Element boundary records
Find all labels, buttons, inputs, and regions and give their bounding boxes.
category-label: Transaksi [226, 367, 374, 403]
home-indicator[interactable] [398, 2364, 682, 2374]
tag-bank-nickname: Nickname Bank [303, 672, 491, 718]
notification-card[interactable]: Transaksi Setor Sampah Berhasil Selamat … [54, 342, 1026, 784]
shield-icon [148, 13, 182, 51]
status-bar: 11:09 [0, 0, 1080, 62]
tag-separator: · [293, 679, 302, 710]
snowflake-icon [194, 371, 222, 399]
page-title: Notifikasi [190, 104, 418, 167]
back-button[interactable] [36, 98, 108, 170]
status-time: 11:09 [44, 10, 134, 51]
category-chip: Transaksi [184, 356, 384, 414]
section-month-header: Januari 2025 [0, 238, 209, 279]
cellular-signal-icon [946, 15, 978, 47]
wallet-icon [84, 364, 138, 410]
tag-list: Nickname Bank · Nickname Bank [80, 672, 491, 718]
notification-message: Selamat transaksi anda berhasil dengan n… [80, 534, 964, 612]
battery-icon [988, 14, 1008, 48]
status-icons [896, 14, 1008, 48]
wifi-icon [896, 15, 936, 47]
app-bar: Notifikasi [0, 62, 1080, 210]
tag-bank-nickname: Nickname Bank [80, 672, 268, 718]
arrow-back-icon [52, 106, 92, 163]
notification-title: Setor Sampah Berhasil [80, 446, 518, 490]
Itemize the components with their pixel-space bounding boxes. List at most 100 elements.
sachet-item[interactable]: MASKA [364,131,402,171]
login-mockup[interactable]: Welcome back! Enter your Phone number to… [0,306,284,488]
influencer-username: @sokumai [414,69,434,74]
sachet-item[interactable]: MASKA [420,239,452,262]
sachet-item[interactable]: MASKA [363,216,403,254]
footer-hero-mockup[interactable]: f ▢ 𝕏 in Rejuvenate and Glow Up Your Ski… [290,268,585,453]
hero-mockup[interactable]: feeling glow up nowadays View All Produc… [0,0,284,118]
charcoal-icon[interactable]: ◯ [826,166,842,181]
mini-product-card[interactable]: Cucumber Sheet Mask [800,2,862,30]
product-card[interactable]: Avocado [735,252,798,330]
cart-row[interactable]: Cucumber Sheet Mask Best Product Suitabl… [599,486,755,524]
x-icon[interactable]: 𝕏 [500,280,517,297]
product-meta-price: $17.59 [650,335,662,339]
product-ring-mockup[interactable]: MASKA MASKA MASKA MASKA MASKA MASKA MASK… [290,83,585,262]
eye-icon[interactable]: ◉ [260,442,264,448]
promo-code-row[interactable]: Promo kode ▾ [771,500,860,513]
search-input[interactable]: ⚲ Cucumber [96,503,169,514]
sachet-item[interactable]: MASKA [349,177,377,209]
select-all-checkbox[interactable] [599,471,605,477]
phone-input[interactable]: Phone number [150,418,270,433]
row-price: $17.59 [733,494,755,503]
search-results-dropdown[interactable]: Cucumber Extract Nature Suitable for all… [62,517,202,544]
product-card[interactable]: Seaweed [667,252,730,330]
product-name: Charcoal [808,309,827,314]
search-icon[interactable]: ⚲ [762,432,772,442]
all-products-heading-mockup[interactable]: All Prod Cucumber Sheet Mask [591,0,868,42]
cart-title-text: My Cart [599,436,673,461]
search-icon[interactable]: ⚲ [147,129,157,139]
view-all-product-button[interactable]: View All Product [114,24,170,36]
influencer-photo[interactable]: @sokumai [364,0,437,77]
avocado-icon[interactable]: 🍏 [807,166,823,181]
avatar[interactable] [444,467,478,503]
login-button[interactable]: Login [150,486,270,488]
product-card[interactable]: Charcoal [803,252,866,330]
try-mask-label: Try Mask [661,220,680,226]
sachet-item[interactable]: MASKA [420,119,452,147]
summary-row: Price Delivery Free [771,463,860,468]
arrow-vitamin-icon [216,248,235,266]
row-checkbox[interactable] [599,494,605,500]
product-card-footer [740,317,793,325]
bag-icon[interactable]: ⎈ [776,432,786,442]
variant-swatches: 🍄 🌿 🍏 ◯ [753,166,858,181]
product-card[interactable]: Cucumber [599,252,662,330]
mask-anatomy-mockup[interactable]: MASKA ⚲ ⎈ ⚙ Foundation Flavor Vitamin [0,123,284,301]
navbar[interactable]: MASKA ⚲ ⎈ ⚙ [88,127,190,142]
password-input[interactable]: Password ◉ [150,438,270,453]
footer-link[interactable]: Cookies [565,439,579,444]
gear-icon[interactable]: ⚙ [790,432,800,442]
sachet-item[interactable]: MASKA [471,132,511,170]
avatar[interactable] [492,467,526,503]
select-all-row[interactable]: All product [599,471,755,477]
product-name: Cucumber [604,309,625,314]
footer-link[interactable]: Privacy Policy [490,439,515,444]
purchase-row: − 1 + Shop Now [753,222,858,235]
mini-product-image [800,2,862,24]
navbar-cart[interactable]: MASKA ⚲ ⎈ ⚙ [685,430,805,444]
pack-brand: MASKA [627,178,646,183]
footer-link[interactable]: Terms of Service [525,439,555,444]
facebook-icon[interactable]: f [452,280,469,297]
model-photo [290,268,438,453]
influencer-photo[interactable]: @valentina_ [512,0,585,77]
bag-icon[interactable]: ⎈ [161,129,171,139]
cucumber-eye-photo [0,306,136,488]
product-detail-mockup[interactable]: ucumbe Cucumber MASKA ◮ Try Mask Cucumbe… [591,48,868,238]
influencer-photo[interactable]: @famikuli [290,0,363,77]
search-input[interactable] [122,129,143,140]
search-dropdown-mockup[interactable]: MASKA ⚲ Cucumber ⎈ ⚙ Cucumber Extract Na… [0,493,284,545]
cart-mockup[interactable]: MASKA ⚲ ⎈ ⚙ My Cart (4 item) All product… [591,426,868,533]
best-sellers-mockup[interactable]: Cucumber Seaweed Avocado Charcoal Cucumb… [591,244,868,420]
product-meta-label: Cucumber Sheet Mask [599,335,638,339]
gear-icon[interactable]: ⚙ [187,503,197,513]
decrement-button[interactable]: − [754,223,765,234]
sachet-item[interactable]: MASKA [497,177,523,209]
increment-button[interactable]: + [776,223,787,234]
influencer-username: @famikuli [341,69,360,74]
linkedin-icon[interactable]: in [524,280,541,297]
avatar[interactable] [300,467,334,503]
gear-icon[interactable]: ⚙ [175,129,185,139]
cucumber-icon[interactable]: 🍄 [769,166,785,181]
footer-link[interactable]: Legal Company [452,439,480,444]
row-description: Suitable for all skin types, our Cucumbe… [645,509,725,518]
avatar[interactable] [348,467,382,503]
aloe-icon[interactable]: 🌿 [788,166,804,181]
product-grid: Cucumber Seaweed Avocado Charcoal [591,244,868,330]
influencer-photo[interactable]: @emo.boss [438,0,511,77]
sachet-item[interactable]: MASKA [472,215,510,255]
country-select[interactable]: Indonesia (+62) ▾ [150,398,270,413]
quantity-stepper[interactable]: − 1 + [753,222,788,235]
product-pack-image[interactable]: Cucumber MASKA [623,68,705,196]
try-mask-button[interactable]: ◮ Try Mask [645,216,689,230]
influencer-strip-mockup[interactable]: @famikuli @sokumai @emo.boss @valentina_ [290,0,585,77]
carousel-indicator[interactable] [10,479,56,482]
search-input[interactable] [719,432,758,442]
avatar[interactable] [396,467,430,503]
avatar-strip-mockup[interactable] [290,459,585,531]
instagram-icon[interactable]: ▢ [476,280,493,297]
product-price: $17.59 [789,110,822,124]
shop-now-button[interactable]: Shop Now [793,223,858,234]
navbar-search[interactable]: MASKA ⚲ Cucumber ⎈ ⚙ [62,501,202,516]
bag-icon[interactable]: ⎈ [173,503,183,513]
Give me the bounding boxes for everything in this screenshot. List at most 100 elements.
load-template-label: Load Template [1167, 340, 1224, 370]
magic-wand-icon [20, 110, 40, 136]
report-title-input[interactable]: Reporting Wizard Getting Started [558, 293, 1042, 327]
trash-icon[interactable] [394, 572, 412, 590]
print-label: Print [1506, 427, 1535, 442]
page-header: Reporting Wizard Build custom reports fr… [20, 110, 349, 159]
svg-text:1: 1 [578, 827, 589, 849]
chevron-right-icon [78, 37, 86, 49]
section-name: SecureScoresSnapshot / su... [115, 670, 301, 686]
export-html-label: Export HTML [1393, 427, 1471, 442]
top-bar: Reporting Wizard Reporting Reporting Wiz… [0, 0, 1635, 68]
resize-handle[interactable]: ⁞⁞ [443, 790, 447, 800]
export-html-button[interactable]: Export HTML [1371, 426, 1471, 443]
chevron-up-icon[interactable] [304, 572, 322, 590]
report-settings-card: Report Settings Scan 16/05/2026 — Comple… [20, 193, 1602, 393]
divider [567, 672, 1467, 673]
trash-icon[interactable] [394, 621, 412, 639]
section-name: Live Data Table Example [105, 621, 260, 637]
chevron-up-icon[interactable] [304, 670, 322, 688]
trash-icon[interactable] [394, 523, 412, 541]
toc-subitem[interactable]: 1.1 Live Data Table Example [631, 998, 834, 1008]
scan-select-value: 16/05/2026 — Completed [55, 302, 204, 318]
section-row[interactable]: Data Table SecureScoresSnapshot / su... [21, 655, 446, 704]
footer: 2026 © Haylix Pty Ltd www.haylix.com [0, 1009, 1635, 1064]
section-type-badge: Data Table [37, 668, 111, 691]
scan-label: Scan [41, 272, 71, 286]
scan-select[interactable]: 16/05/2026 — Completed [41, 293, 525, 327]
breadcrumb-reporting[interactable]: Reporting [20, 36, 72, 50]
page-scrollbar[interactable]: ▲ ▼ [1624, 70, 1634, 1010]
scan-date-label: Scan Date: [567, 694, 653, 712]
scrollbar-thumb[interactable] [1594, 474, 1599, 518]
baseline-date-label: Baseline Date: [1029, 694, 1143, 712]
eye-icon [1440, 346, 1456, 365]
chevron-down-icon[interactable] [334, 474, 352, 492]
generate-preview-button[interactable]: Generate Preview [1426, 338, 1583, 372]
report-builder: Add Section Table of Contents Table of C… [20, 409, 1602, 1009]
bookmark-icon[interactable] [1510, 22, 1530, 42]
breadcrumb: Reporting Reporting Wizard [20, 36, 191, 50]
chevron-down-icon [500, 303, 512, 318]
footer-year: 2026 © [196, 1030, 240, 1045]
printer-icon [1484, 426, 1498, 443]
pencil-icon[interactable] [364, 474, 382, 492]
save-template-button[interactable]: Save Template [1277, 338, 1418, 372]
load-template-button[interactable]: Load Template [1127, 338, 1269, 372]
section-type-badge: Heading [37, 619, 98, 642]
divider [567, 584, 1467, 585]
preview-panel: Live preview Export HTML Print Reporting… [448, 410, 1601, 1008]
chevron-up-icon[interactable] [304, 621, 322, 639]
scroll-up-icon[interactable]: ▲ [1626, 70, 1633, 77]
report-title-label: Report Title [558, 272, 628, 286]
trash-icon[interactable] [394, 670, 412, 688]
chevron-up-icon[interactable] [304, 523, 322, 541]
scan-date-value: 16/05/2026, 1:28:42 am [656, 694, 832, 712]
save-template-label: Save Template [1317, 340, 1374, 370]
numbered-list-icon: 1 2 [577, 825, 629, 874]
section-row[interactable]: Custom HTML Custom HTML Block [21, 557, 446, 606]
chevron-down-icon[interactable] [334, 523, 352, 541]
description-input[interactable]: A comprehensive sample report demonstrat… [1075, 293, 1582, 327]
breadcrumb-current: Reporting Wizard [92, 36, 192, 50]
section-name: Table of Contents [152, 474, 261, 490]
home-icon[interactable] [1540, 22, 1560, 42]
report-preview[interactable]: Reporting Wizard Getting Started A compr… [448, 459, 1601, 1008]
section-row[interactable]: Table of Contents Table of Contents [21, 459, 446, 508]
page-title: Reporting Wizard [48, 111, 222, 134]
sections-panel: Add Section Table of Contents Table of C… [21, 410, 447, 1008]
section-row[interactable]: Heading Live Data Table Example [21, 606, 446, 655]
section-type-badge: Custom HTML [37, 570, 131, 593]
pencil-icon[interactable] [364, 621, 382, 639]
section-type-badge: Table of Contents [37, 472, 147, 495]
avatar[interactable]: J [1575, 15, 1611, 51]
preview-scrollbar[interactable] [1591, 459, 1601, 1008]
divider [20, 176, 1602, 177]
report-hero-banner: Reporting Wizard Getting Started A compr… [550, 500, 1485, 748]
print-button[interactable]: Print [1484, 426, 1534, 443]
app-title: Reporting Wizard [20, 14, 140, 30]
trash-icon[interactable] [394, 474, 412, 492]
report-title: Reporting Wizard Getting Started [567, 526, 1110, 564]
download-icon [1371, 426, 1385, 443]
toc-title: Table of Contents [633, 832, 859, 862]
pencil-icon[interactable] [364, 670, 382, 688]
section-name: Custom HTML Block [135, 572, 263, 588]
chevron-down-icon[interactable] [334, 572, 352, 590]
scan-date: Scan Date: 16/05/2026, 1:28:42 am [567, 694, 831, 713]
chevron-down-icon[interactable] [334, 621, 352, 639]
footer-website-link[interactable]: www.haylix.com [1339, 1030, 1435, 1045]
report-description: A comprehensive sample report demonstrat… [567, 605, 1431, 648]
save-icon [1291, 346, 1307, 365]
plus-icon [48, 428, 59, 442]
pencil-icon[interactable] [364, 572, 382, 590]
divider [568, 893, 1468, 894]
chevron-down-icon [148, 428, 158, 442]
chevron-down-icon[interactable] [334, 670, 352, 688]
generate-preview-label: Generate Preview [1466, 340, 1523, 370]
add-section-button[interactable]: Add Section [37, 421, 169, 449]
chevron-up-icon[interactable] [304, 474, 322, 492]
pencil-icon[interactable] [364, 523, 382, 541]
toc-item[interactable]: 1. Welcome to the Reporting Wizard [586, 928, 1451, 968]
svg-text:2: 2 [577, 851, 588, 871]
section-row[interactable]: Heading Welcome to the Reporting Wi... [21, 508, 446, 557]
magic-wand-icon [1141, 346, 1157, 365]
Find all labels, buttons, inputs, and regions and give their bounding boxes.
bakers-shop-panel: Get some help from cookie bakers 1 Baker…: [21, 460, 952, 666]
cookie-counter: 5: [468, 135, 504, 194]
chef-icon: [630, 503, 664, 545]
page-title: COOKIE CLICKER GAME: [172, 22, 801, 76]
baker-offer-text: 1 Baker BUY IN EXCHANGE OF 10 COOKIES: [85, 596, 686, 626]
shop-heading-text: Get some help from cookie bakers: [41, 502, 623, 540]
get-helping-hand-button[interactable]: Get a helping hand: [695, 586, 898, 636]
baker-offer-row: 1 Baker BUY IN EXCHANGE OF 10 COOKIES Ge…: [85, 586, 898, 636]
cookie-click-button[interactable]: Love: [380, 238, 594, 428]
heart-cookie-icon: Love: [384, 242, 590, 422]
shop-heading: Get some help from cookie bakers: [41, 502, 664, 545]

Your objective
Please print the lines from the start of the entries through the line containing "tag-list: Nickname Bank", both ends included, without changing anything.

Full response
Find all labels, buttons, inputs, and regions and give their bounding boxes.
category-label: Transaksi [226, 367, 374, 403]
home-indicator[interactable] [398, 2364, 682, 2374]
tag-bank-nickname: Nickname Bank [303, 672, 491, 718]
notification-card[interactable]: Transaksi Setor Sampah Berhasil Selamat … [54, 342, 1026, 784]
shield-icon [148, 13, 182, 51]
status-bar: 11:09 [0, 0, 1080, 62]
tag-separator: · [293, 679, 302, 710]
snowflake-icon [194, 371, 222, 399]
page-title: Notifikasi [190, 104, 418, 167]
back-button[interactable] [36, 98, 108, 170]
status-time: 11:09 [44, 10, 134, 51]
category-chip: Transaksi [184, 356, 384, 414]
section-month-header: Januari 2025 [0, 238, 209, 279]
cellular-signal-icon [946, 15, 978, 47]
wallet-icon [84, 364, 138, 410]
tag-list: Nickname Bank · Nickname Bank [80, 672, 491, 718]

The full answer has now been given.